Exercise material:
************

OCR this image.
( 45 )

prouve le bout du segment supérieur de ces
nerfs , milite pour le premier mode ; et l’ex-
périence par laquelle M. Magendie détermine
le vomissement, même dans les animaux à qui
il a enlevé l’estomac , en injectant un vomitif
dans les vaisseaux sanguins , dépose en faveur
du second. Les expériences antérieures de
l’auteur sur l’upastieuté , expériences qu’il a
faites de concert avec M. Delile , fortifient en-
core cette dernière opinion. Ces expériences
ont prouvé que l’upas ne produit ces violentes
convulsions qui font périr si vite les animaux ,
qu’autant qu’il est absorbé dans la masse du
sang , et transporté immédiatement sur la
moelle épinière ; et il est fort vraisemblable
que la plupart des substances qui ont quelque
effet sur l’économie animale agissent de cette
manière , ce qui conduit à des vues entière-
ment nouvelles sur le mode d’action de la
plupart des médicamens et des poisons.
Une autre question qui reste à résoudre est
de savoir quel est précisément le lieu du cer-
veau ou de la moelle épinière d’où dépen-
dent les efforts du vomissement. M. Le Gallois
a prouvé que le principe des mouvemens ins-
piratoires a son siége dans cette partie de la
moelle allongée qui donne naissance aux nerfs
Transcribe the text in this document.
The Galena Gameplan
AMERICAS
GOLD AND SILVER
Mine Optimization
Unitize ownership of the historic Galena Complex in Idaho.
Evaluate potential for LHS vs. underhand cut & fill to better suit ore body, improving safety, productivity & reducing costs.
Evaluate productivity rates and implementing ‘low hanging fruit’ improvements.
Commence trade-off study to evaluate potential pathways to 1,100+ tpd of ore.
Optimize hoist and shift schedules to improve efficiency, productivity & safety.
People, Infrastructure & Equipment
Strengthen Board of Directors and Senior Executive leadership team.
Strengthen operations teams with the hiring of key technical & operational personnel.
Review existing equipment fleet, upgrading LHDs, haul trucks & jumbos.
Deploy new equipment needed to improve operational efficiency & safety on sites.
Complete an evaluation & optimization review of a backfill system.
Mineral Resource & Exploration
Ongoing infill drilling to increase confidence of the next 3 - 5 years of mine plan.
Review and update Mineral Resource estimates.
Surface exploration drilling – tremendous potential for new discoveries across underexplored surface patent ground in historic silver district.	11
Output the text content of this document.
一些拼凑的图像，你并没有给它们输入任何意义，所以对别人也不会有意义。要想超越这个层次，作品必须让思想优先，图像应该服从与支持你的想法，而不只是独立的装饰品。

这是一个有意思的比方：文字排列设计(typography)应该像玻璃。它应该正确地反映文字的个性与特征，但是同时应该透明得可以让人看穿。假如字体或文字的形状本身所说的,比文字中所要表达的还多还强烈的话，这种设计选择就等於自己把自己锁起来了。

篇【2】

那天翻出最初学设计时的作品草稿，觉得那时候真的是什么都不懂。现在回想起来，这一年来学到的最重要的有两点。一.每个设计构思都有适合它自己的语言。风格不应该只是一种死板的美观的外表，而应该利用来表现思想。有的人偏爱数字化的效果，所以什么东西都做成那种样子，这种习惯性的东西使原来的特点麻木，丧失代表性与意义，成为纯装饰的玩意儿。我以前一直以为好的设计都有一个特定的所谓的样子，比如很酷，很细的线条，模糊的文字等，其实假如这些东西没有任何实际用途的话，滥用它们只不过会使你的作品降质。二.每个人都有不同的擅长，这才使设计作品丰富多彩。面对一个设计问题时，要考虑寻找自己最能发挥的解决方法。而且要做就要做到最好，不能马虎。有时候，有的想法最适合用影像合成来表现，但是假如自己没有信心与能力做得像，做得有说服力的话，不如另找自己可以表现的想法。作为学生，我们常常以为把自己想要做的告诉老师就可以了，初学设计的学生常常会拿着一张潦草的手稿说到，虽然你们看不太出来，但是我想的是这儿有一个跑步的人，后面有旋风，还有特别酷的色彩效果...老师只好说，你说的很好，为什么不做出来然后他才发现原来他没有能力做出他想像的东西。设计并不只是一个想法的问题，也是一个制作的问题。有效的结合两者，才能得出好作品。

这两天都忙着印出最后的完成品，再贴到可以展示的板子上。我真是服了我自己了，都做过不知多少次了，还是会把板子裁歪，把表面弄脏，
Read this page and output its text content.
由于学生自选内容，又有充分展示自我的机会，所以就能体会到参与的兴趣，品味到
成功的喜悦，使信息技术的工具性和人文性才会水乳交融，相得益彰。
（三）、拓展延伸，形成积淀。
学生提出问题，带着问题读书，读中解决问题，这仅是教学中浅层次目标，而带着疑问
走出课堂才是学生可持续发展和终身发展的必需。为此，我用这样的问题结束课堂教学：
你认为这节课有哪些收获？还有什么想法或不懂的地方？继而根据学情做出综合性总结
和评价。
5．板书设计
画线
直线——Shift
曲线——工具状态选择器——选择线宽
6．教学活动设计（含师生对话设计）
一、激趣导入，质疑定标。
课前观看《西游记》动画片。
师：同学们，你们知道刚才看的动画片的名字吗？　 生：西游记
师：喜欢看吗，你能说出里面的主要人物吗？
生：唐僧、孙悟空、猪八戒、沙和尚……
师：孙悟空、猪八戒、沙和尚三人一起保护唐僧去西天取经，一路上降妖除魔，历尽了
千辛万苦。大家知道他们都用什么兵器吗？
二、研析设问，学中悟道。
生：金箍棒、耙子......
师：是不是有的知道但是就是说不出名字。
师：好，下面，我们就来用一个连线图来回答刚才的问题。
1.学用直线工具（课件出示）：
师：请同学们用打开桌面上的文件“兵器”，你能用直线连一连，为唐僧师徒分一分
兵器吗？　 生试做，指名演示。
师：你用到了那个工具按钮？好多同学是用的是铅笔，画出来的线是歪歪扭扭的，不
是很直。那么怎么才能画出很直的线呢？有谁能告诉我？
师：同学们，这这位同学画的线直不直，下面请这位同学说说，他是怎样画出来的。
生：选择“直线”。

************

Given problem: Reproduce each line of the entries in which the word "prouvé" is found.

Expected answer:
ont prouvé que l’upas ne produit ces violentes
a prouvé que le principe des mouvemens ins-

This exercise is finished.